- _WRITTEN PROBLEM_:
Restate the records below word for word, and omit the images they hold.

Rows from a dataset:

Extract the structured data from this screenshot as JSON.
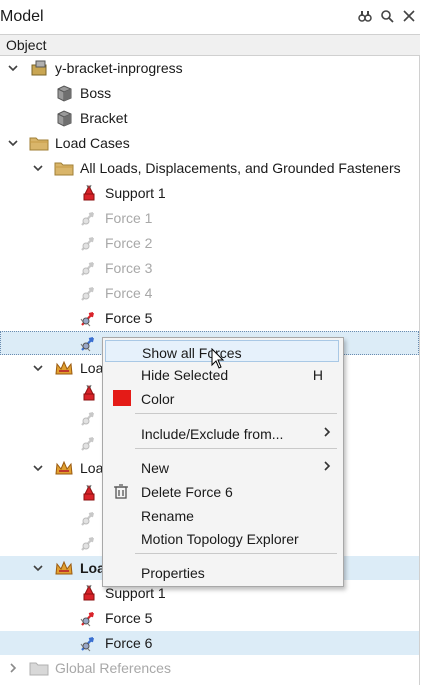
{
  "panel": {
    "title": "Model",
    "column_header": "Object"
  },
  "toolbar_icons": [
    "binoculars-icon",
    "search-icon",
    "close-icon"
  ],
  "tree": {
    "model": "y-bracket-inprogress",
    "parts": [
      "Boss",
      "Bracket"
    ],
    "load_cases": "Load Cases",
    "all_loads": "All Loads, Displacements, and Grounded Fasteners",
    "all_loads_children": [
      "Support 1",
      "Force 1",
      "Force 2",
      "Force 3",
      "Force 4",
      "Force 5"
    ],
    "lc_a": "Loa",
    "lc_b": "Loa",
    "lc_c": "Loa",
    "lc_c_children": [
      "Support 1",
      "Force 5",
      "Force 6"
    ],
    "global_refs": "Global References"
  },
  "context_menu": {
    "items": {
      "show_all": "Show all Forces",
      "hide_selected": "Hide Selected",
      "hide_shortcut": "H",
      "color": "Color",
      "include_exclude": "Include/Exclude from...",
      "new": "New",
      "delete": "Delete Force 6",
      "rename": "Rename",
      "motion": "Motion Topology Explorer",
      "properties": "Properties"
    },
    "color_swatch": "#e41b17"
  },
  "colors": {
    "selection": "#dcecf7",
    "dimmed_text": "#a8a8a8",
    "support_red": "#d9232a"
  }
}
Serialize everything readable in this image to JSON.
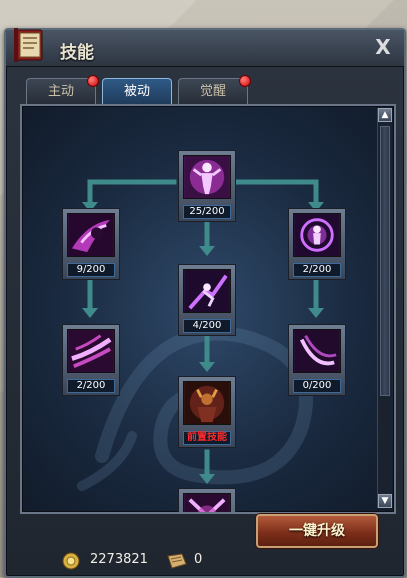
{
  "window": {
    "title": "技能",
    "close_label": "X"
  },
  "tabs": [
    {
      "label": "主动",
      "badge": true
    },
    {
      "label": "被动",
      "badge": false,
      "active": true
    },
    {
      "label": "觉醒",
      "badge": true
    }
  ],
  "skills": [
    {
      "id": "root",
      "label": "25/200",
      "icon": "spirit-figure-icon",
      "color": "#c040c8"
    },
    {
      "id": "left1",
      "label": "9/200",
      "icon": "shadow-dash-icon",
      "color": "#b23ab8"
    },
    {
      "id": "mid1",
      "label": "4/200",
      "icon": "leap-strike-icon",
      "color": "#9b2fb0"
    },
    {
      "id": "right1",
      "label": "2/200",
      "icon": "aura-burst-icon",
      "color": "#a83cc4"
    },
    {
      "id": "left2",
      "label": "2/200",
      "icon": "slash-wave-icon",
      "color": "#c64bc0"
    },
    {
      "id": "mid2",
      "label": "前置技能",
      "icon": "demon-warrior-icon",
      "color": "#7a2a20",
      "locked": true
    },
    {
      "id": "right2",
      "label": "0/200",
      "icon": "crescent-blade-icon",
      "color": "#b048c0"
    },
    {
      "id": "mid3",
      "label": "",
      "icon": "cross-slash-icon",
      "color": "#c040b8"
    }
  ],
  "footer": {
    "coin_icon": "gold-coin-icon",
    "coin_value": "2273821",
    "scroll_icon": "skill-book-icon",
    "scroll_value": "0",
    "upgrade_label": "一键升级"
  },
  "scroll": {
    "up_icon": "scroll-up-icon",
    "down_icon": "scroll-down-icon"
  },
  "colors": {
    "connector": "#3f8a8a",
    "accent": "#2f5a86"
  }
}
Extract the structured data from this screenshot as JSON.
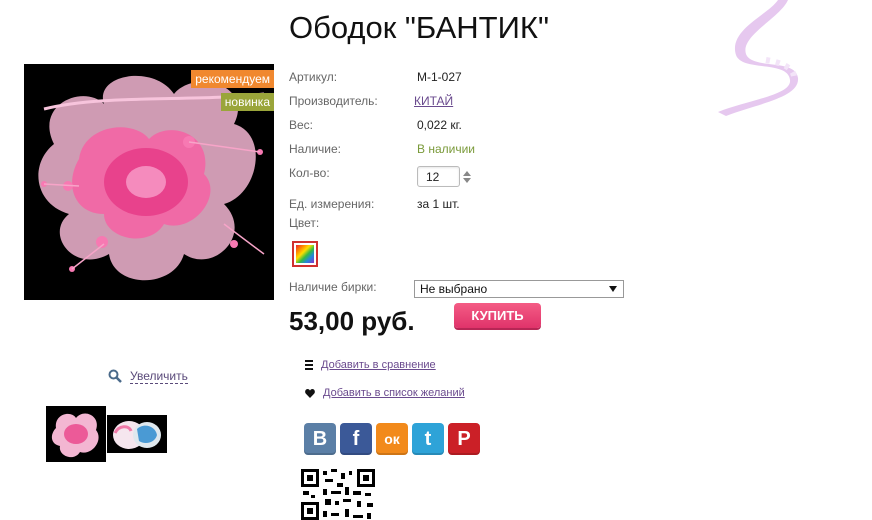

- _RESULT OF THIS EXERCISE_:
Extract the structured data from this screenshot as JSON.
{
  "panel": {
    "title": "Model",
    "column_header": "Object"
  },
  "toolbar_icons": [
    "binoculars-icon",
    "search-icon",
    "close-icon"
  ],
  "tree": {
    "model": "y-bracket-inprogress",
    "parts": [
      "Boss",
      "Bracket"
    ],
    "load_cases": "Load Cases",
    "all_loads": "All Loads, Displacements, and Grounded Fasteners",
    "all_loads_children": [
      "Support 1",
      "Force 1",
      "Force 2",
      "Force 3",
      "Force 4",
      "Force 5"
    ],
    "lc_a": "Loa",
    "lc_b": "Loa",
    "lc_c": "Loa",
    "lc_c_children": [
      "Support 1",
      "Force 5",
      "Force 6"
    ],
    "global_refs": "Global References"
  },
  "context_menu": {
    "items": {
      "show_all": "Show all Forces",
      "hide_selected": "Hide Selected",
      "hide_shortcut": "H",
      "color": "Color",
      "include_exclude": "Include/Exclude from...",
      "new": "New",
      "delete": "Delete Force 6",
      "rename": "Rename",
      "motion": "Motion Topology Explorer",
      "properties": "Properties"
    },
    "color_swatch": "#e41b17"
  },
  "colors": {
    "selection": "#dcecf7",
    "dimmed_text": "#a8a8a8",
    "support_red": "#d9232a"
  }
}
Serialize everything readable in this image to JSON.
{
  "window": {
    "title": "技能",
    "close_label": "X"
  },
  "tabs": [
    {
      "label": "主动",
      "badge": true
    },
    {
      "label": "被动",
      "badge": false,
      "active": true
    },
    {
      "label": "觉醒",
      "badge": true
    }
  ],
  "skills": [
    {
      "id": "root",
      "label": "25/200",
      "icon": "spirit-figure-icon",
      "color": "#c040c8"
    },
    {
      "id": "left1",
      "label": "9/200",
      "icon": "shadow-dash-icon",
      "color": "#b23ab8"
    },
    {
      "id": "mid1",
      "label": "4/200",
      "icon": "leap-strike-icon",
      "color": "#9b2fb0"
    },
    {
      "id": "right1",
      "label": "2/200",
      "icon": "aura-burst-icon",
      "color": "#a83cc4"
    },
    {
      "id": "left2",
      "label": "2/200",
      "icon": "slash-wave-icon",
      "color": "#c64bc0"
    },
    {
      "id": "mid2",
      "label": "前置技能",
      "icon": "demon-warrior-icon",
      "color": "#7a2a20",
      "locked": true
    },
    {
      "id": "right2",
      "label": "0/200",
      "icon": "crescent-blade-icon",
      "color": "#b048c0"
    },
    {
      "id": "mid3",
      "label": "",
      "icon": "cross-slash-icon",
      "color": "#c040b8"
    }
  ],
  "footer": {
    "coin_icon": "gold-coin-icon",
    "coin_value": "2273821",
    "scroll_icon": "skill-book-icon",
    "scroll_value": "0",
    "upgrade_label": "一键升级"
  },
  "scroll": {
    "up_icon": "scroll-up-icon",
    "down_icon": "scroll-down-icon"
  },
  "colors": {
    "connector": "#3f8a8a",
    "accent": "#2f5a86"
  }
}
Extract the structured data from this screenshot as JSON.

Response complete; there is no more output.